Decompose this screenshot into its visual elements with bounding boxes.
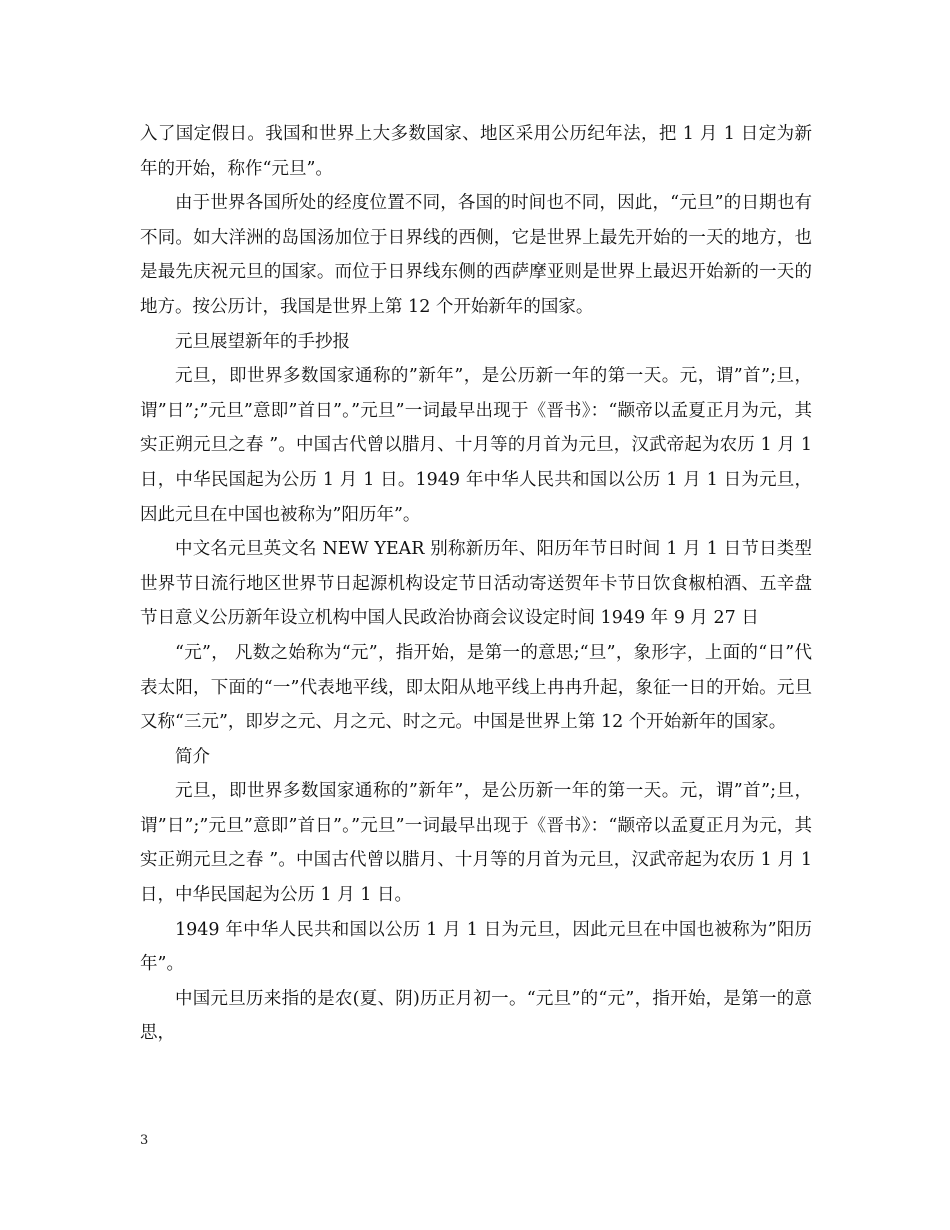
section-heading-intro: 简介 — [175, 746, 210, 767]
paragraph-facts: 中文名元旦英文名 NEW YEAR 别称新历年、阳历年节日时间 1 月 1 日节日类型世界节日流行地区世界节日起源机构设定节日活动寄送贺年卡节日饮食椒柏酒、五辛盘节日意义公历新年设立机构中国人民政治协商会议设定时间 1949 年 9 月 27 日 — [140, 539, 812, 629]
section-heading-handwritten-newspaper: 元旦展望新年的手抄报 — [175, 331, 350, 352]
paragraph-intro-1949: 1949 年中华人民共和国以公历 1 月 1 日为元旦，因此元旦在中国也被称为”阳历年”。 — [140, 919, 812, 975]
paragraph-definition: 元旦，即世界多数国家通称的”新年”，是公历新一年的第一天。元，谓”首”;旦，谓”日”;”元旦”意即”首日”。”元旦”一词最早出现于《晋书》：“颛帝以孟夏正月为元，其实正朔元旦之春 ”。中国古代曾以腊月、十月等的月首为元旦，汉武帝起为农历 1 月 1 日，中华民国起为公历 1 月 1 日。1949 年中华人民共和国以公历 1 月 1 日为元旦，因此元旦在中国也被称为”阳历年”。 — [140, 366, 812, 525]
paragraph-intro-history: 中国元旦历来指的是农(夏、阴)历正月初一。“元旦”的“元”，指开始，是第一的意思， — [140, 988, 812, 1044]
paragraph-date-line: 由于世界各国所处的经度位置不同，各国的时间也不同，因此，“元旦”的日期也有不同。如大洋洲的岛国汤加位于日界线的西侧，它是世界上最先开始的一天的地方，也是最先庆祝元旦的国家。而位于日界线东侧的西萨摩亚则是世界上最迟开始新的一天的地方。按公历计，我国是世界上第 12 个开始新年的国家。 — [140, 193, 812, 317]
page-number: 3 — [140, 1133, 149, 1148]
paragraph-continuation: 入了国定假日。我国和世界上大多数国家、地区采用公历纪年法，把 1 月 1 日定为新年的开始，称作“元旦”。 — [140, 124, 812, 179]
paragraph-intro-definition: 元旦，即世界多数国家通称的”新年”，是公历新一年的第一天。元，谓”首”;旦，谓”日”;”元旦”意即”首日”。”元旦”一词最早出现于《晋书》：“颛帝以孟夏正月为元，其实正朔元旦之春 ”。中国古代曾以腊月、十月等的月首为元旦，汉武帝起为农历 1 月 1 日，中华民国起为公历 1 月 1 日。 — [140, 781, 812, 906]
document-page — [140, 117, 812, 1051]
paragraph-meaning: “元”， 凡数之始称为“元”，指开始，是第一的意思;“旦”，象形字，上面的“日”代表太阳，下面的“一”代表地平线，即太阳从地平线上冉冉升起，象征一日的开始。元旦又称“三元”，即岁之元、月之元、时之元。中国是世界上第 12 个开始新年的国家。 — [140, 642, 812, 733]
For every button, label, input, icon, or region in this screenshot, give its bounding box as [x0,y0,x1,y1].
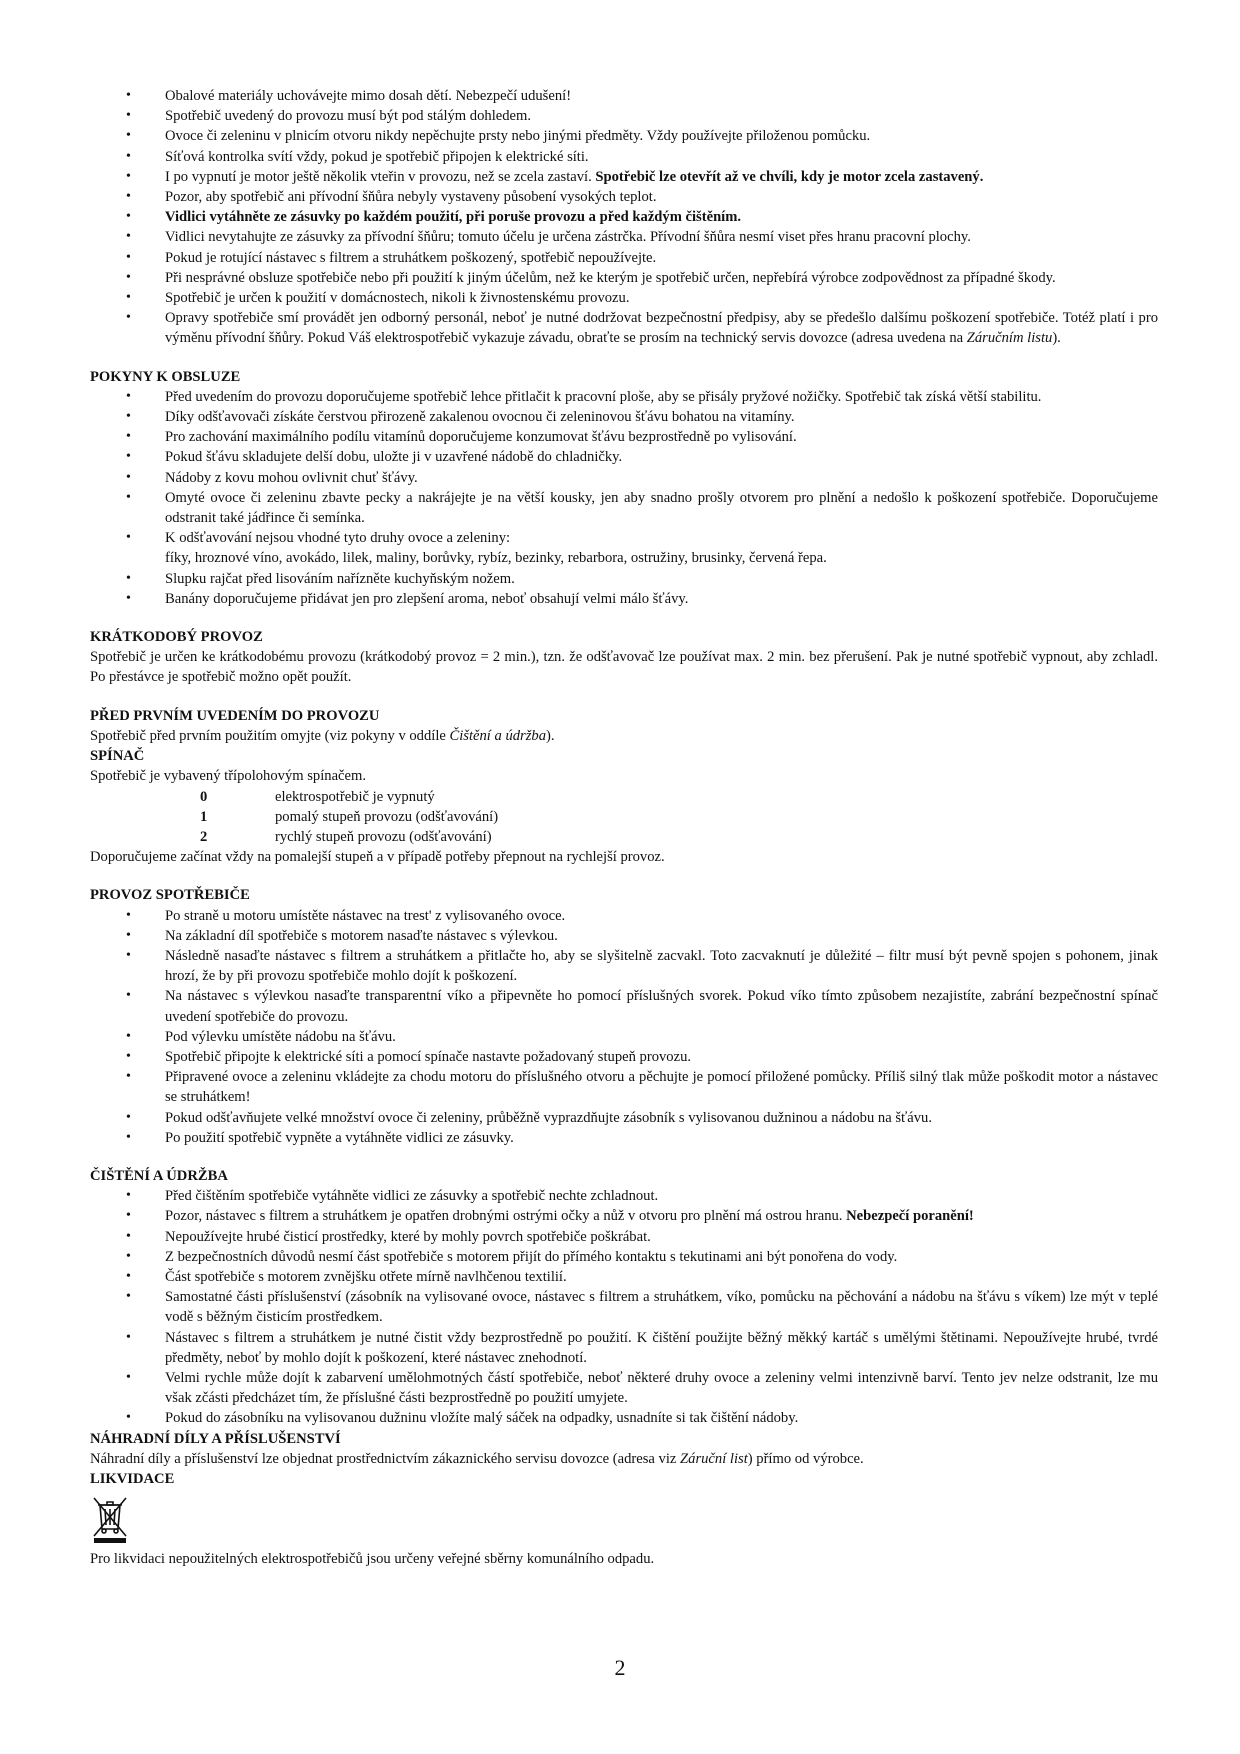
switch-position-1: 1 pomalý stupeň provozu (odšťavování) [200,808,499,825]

**********

WHAT TO WORK ON => Please copy out every line above word for word, leaving out the pictures.

TASK SOLUTION =>
Decompose this screenshot into its visual elements with bounding boxes.
section-heading-intro: 简介 — [175, 746, 210, 767]
paragraph-facts: 中文名元旦英文名 NEW YEAR 别称新历年、阳历年节日时间 1 月 1 日节日类型世界节日流行地区世界节日起源机构设定节日活动寄送贺年卡节日饮食椒柏酒、五辛盘节日意义公历新年设立机构中国人民政治协商会议设定时间 1949 年 9 月 27 日 — [140, 539, 812, 629]
section-heading-handwritten-newspaper: 元旦展望新年的手抄报 — [175, 331, 350, 352]
paragraph-intro-1949: 1949 年中华人民共和国以公历 1 月 1 日为元旦，因此元旦在中国也被称为”阳历年”。 — [140, 919, 812, 975]
paragraph-definition: 元旦，即世界多数国家通称的”新年”，是公历新一年的第一天。元，谓”首”;旦，谓”日”;”元旦”意即”首日”。”元旦”一词最早出现于《晋书》：“颛帝以孟夏正月为元，其实正朔元旦之春 ”。中国古代曾以腊月、十月等的月首为元旦，汉武帝起为农历 1 月 1 日，中华民国起为公历 1 月 1 日。1949 年中华人民共和国以公历 1 月 1 日为元旦，因此元旦在中国也被称为”阳历年”。 — [140, 366, 812, 525]
paragraph-intro-history: 中国元旦历来指的是农(夏、阴)历正月初一。“元旦”的“元”，指开始，是第一的意思， — [140, 988, 812, 1044]
paragraph-date-line: 由于世界各国所处的经度位置不同，各国的时间也不同，因此，“元旦”的日期也有不同。如大洋洲的岛国汤加位于日界线的西侧，它是世界上最先开始的一天的地方，也是最先庆祝元旦的国家。而位于日界线东侧的西萨摩亚则是世界上最迟开始新的一天的地方。按公历计，我国是世界上第 12 个开始新年的国家。 — [140, 193, 812, 317]
page-number: 3 — [140, 1133, 149, 1148]
paragraph-continuation: 入了国定假日。我国和世界上大多数国家、地区采用公历纪年法，把 1 月 1 日定为新年的开始，称作“元旦”。 — [140, 124, 812, 179]
paragraph-intro-definition: 元旦，即世界多数国家通称的”新年”，是公历新一年的第一天。元，谓”首”;旦，谓”日”;”元旦”意即”首日”。”元旦”一词最早出现于《晋书》：“颛帝以孟夏正月为元，其实正朔元旦之春 ”。中国古代曾以腊月、十月等的月首为元旦，汉武帝起为农历 1 月 1 日，中华民国起为公历 1 月 1 日。 — [140, 781, 812, 906]
document-page — [140, 117, 812, 1051]
paragraph-meaning: “元”， 凡数之始称为“元”，指开始，是第一的意思;“旦”，象形字，上面的“日”代表太阳，下面的“一”代表地平线，即太阳从地平线上冉冉升起，象征一日的开始。元旦又称“三元”，即岁之元、月之元、时之元。中国是世界上第 12 个开始新年的国家。 — [140, 642, 812, 733]
For every button, label, input, icon, or region in this screenshot, give its bounding box as [x0,y0,x1,y1].
switch-position-1: 1 pomalý stupeň provozu (odšťavování) [200,808,499,825]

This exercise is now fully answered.